● **PROBLEM STATEMENT**: Reproduce all the entries exactly.

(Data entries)
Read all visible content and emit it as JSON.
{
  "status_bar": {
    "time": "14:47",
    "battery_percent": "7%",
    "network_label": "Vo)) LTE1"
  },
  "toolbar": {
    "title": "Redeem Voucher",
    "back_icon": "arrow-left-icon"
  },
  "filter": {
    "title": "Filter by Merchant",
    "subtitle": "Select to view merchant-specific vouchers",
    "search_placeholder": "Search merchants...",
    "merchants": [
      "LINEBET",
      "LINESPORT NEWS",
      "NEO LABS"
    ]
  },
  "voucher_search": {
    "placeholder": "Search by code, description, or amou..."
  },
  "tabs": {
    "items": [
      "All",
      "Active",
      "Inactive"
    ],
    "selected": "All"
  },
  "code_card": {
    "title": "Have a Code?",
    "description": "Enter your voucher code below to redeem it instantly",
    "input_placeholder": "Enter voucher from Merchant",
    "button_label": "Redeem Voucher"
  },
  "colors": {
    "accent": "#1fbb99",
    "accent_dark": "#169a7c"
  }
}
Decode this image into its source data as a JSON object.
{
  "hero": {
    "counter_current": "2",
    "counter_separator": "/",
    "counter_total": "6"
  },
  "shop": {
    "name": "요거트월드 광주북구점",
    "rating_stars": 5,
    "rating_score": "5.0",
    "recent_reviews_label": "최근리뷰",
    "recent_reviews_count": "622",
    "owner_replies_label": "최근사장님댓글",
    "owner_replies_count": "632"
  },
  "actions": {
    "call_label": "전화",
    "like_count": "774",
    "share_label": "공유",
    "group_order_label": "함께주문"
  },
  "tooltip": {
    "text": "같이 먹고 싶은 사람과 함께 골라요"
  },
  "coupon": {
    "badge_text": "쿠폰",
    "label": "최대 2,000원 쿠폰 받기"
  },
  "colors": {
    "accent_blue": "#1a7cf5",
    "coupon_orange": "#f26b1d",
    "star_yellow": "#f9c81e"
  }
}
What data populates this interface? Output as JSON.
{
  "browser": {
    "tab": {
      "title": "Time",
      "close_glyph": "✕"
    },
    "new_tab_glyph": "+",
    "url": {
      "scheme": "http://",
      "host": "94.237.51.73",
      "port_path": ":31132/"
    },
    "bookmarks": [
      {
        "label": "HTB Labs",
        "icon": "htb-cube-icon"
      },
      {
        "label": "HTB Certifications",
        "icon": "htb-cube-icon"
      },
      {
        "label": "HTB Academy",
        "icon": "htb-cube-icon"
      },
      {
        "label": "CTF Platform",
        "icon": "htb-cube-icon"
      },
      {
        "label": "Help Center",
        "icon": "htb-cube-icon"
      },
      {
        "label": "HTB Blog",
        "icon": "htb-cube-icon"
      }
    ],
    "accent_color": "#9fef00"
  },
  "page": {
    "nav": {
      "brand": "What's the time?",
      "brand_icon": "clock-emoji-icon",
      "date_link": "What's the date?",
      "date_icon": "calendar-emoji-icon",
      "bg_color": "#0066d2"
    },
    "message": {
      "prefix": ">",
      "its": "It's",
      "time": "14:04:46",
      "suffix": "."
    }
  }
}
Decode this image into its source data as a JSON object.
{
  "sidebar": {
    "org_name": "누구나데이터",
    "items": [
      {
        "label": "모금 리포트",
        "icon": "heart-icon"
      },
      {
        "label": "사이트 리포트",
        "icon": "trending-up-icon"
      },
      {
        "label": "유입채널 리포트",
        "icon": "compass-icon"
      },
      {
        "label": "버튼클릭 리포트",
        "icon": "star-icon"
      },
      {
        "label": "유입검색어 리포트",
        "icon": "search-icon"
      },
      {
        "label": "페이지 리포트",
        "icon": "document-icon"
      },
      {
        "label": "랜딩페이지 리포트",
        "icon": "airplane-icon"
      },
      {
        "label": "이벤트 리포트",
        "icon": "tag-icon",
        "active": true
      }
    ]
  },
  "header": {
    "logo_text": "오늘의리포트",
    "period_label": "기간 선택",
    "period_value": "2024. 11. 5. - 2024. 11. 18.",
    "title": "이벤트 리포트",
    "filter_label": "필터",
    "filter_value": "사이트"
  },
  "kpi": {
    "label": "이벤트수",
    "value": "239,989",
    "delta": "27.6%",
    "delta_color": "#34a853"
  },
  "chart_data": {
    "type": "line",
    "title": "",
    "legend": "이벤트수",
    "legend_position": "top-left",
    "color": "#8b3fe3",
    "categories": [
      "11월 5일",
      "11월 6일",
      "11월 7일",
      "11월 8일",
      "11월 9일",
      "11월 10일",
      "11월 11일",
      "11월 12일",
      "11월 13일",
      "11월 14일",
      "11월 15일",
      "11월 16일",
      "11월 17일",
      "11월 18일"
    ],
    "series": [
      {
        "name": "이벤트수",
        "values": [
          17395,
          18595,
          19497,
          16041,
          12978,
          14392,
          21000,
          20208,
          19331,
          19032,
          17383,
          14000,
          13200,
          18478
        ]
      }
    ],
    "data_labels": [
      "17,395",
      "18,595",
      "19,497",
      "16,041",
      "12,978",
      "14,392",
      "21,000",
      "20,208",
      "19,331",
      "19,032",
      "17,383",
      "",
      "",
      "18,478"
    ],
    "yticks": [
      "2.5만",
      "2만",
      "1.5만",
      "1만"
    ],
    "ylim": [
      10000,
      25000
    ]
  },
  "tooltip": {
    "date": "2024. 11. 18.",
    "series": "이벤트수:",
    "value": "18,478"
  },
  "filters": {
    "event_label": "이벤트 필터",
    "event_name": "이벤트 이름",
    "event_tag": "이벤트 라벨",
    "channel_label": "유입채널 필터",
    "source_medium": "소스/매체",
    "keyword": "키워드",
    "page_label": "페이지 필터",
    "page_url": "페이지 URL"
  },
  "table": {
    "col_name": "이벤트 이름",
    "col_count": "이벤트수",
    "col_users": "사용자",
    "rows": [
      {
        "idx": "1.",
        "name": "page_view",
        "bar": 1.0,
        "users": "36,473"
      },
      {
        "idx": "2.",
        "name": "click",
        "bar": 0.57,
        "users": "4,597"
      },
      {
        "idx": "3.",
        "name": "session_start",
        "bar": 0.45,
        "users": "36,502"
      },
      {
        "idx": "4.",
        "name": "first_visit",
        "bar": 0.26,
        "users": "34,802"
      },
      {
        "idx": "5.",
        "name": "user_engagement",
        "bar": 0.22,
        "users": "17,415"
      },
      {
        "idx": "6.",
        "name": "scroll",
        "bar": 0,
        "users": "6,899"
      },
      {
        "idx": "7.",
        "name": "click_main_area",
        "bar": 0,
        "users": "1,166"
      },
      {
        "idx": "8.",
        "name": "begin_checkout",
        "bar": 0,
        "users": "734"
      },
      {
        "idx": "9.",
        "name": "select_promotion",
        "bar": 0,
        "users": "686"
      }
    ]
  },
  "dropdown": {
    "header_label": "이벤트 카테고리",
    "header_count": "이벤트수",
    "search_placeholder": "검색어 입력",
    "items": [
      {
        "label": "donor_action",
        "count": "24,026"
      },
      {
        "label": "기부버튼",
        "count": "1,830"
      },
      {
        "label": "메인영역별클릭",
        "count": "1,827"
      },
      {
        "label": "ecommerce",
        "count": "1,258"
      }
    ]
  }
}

● **TASK SOLUTION**:
Read all visible content and emit it as JSON.
{
  "status_bar": {
    "time": "14:47",
    "battery_percent": "7%",
    "network_label": "Vo)) LTE1"
  },
  "toolbar": {
    "title": "Redeem Voucher",
    "back_icon": "arrow-left-icon"
  },
  "filter": {
    "title": "Filter by Merchant",
    "subtitle": "Select to view merchant-specific vouchers",
    "search_placeholder": "Search merchants...",
    "merchants": [
      "LINEBET",
      "LINESPORT NEWS",
      "NEO LABS"
    ]
  },
  "voucher_search": {
    "placeholder": "Search by code, description, or amou..."
  },
  "tabs": {
    "items": [
      "All",
      "Active",
      "Inactive"
    ],
    "selected": "All"
  },
  "code_card": {
    "title": "Have a Code?",
    "description": "Enter your voucher code below to redeem it instantly",
    "input_placeholder": "Enter voucher from Merchant",
    "button_label": "Redeem Voucher"
  },
  "colors": {
    "accent": "#1fbb99",
    "accent_dark": "#169a7c"
  }
}
Decode this image into its source data as a JSON object.
{
  "hero": {
    "counter_current": "2",
    "counter_separator": "/",
    "counter_total": "6"
  },
  "shop": {
    "name": "요거트월드 광주북구점",
    "rating_stars": 5,
    "rating_score": "5.0",
    "recent_reviews_label": "최근리뷰",
    "recent_reviews_count": "622",
    "owner_replies_label": "최근사장님댓글",
    "owner_replies_count": "632"
  },
  "actions": {
    "call_label": "전화",
    "like_count": "774",
    "share_label": "공유",
    "group_order_label": "함께주문"
  },
  "tooltip": {
    "text": "같이 먹고 싶은 사람과 함께 골라요"
  },
  "coupon": {
    "badge_text": "쿠폰",
    "label": "최대 2,000원 쿠폰 받기"
  },
  "colors": {
    "accent_blue": "#1a7cf5",
    "coupon_orange": "#f26b1d",
    "star_yellow": "#f9c81e"
  }
}
What data populates this interface? Output as JSON.
{
  "browser": {
    "tab": {
      "title": "Time",
      "close_glyph": "✕"
    },
    "new_tab_glyph": "+",
    "url": {
      "scheme": "http://",
      "host": "94.237.51.73",
      "port_path": ":31132/"
    },
    "bookmarks": [
      {
        "label": "HTB Labs",
        "icon": "htb-cube-icon"
      },
      {
        "label": "HTB Certifications",
        "icon": "htb-cube-icon"
      },
      {
        "label": "HTB Academy",
        "icon": "htb-cube-icon"
      },
      {
        "label": "CTF Platform",
        "icon": "htb-cube-icon"
      },
      {
        "label": "Help Center",
        "icon": "htb-cube-icon"
      },
      {
        "label": "HTB Blog",
        "icon": "htb-cube-icon"
      }
    ],
    "accent_color": "#9fef00"
  },
  "page": {
    "nav": {
      "brand": "What's the time?",
      "brand_icon": "clock-emoji-icon",
      "date_link": "What's the date?",
      "date_icon": "calendar-emoji-icon",
      "bg_color": "#0066d2"
    },
    "message": {
      "prefix": ">",
      "its": "It's",
      "time": "14:04:46",
      "suffix": "."
    }
  }
}
Decode this image into its source data as a JSON object.
{
  "sidebar": {
    "org_name": "누구나데이터",
    "items": [
      {
        "label": "모금 리포트",
        "icon": "heart-icon"
      },
      {
        "label": "사이트 리포트",
        "icon": "trending-up-icon"
      },
      {
        "label": "유입채널 리포트",
        "icon": "compass-icon"
      },
      {
        "label": "버튼클릭 리포트",
        "icon": "star-icon"
      },
      {
        "label": "유입검색어 리포트",
        "icon": "search-icon"
      },
      {
        "label": "페이지 리포트",
        "icon": "document-icon"
      },
      {
        "label": "랜딩페이지 리포트",
        "icon": "airplane-icon"
      },
      {
        "label": "이벤트 리포트",
        "icon": "tag-icon",
        "active": true
      }
    ]
  },
  "header": {
    "logo_text": "오늘의리포트",
    "period_label": "기간 선택",
    "period_value": "2024. 11. 5. - 2024. 11. 18.",
    "title": "이벤트 리포트",
    "filter_label": "필터",
    "filter_value": "사이트"
  },
  "kpi": {
    "label": "이벤트수",
    "value": "239,989",
    "delta": "27.6%",
    "delta_color": "#34a853"
  },
  "chart_data": {
    "type": "line",
    "title": "",
    "legend": "이벤트수",
    "legend_position": "top-left",
    "color": "#8b3fe3",
    "categories": [
      "11월 5일",
      "11월 6일",
      "11월 7일",
      "11월 8일",
      "11월 9일",
      "11월 10일",
      "11월 11일",
      "11월 12일",
      "11월 13일",
      "11월 14일",
      "11월 15일",
      "11월 16일",
      "11월 17일",
      "11월 18일"
    ],
    "series": [
      {
        "name": "이벤트수",
        "values": [
          17395,
          18595,
          19497,
          16041,
          12978,
          14392,
          21000,
          20208,
          19331,
          19032,
          17383,
          14000,
          13200,
          18478
        ]
      }
    ],
    "data_labels": [
      "17,395",
      "18,595",
      "19,497",
      "16,041",
      "12,978",
      "14,392",
      "21,000",
      "20,208",
      "19,331",
      "19,032",
      "17,383",
      "",
      "",
      "18,478"
    ],
    "yticks": [
      "2.5만",
      "2만",
      "1.5만",
      "1만"
    ],
    "ylim": [
      10000,
      25000
    ]
  },
  "tooltip": {
    "date": "2024. 11. 18.",
    "series": "이벤트수:",
    "value": "18,478"
  },
  "filters": {
    "event_label": "이벤트 필터",
    "event_name": "이벤트 이름",
    "event_tag": "이벤트 라벨",
    "channel_label": "유입채널 필터",
    "source_medium": "소스/매체",
    "keyword": "키워드",
    "page_label": "페이지 필터",
    "page_url": "페이지 URL"
  },
  "table": {
    "col_name": "이벤트 이름",
    "col_count": "이벤트수",
    "col_users": "사용자",
    "rows": [
      {
        "idx": "1.",
        "name": "page_view",
        "bar": 1.0,
        "users": "36,473"
      },
      {
        "idx": "2.",
        "name": "click",
        "bar": 0.57,
        "users": "4,597"
      },
      {
        "idx": "3.",
        "name": "session_start",
        "bar": 0.45,
        "users": "36,502"
      },
      {
        "idx": "4.",
        "name": "first_visit",
        "bar": 0.26,
        "users": "34,802"
      },
      {
        "idx": "5.",
        "name": "user_engagement",
        "bar": 0.22,
        "users": "17,415"
      },
      {
        "idx": "6.",
        "name": "scroll",
        "bar": 0,
        "users": "6,899"
      },
      {
        "idx": "7.",
        "name": "click_main_area",
        "bar": 0,
        "users": "1,166"
      },
      {
        "idx": "8.",
        "name": "begin_checkout",
        "bar": 0,
        "users": "734"
      },
      {
        "idx": "9.",
        "name": "select_promotion",
        "bar": 0,
        "users": "686"
      }
    ]
  },
  "dropdown": {
    "header_label": "이벤트 카테고리",
    "header_count": "이벤트수",
    "search_placeholder": "검색어 입력",
    "items": [
      {
        "label": "donor_action",
        "count": "24,026"
      },
      {
        "label": "기부버튼",
        "count": "1,830"
      },
      {
        "label": "메인영역별클릭",
        "count": "1,827"
      },
      {
        "label": "ecommerce",
        "count": "1,258"
      }
    ]
  }
}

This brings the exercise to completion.